> **Exercise directions**: Reproduce the records below exactly as given.

>> Begin Task data

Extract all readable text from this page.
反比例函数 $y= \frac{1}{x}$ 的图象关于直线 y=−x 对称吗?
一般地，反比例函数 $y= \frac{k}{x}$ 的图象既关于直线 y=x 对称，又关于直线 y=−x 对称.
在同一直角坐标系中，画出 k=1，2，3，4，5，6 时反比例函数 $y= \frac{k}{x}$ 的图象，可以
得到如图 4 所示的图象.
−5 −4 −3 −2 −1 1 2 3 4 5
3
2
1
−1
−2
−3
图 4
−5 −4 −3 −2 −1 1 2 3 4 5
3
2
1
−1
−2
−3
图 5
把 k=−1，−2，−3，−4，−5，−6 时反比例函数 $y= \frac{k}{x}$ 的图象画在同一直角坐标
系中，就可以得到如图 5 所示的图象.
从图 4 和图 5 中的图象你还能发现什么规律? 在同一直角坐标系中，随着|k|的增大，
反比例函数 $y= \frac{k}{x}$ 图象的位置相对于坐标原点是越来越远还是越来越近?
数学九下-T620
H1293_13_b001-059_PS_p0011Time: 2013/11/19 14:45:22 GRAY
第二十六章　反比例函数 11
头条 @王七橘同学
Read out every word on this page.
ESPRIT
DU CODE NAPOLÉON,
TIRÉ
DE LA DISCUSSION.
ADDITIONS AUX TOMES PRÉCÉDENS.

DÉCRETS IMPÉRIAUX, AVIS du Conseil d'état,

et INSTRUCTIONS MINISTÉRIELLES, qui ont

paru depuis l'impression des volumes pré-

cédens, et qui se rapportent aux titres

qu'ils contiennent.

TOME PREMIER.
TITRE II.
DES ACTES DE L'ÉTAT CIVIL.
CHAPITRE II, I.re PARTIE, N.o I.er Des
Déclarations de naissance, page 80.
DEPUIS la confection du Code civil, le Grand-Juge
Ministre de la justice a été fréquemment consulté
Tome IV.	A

>> End Task data

> **Final answer**:
Extract all readable text from this page.
反比例函数 $y= \frac{1}{x}$ 的图象关于直线 y=−x 对称吗?
一般地，反比例函数 $y= \frac{k}{x}$ 的图象既关于直线 y=x 对称，又关于直线 y=−x 对称.
在同一直角坐标系中，画出 k=1，2，3，4，5，6 时反比例函数 $y= \frac{k}{x}$ 的图象，可以
得到如图 4 所示的图象.
−5 −4 −3 −2 −1 1 2 3 4 5
3
2
1
−1
−2
−3
图 4
−5 −4 −3 −2 −1 1 2 3 4 5
3
2
1
−1
−2
−3
图 5
把 k=−1，−2，−3，−4，−5，−6 时反比例函数 $y= \frac{k}{x}$ 的图象画在同一直角坐标
系中，就可以得到如图 5 所示的图象.
从图 4 和图 5 中的图象你还能发现什么规律? 在同一直角坐标系中，随着|k|的增大，
反比例函数 $y= \frac{k}{x}$ 图象的位置相对于坐标原点是越来越远还是越来越近?
数学九下-T620
H1293_13_b001-059_PS_p0011Time: 2013/11/19 14:45:22 GRAY
第二十六章　反比例函数 11
头条 @王七橘同学
Read out every word on this page.
ESPRIT
DU CODE NAPOLÉON,
TIRÉ
DE LA DISCUSSION.
ADDITIONS AUX TOMES PRÉCÉDENS.

DÉCRETS IMPÉRIAUX, AVIS du Conseil d'état,

et INSTRUCTIONS MINISTÉRIELLES, qui ont

paru depuis l'impression des volumes pré-

cédens, et qui se rapportent aux titres

qu'ils contiennent.

TOME PREMIER.
TITRE II.
DES ACTES DE L'ÉTAT CIVIL.
CHAPITRE II, I.re PARTIE, N.o I.er Des
Déclarations de naissance, page 80.
DEPUIS la confection du Code civil, le Grand-Juge
Ministre de la justice a été fréquemment consulté
Tome IV.	A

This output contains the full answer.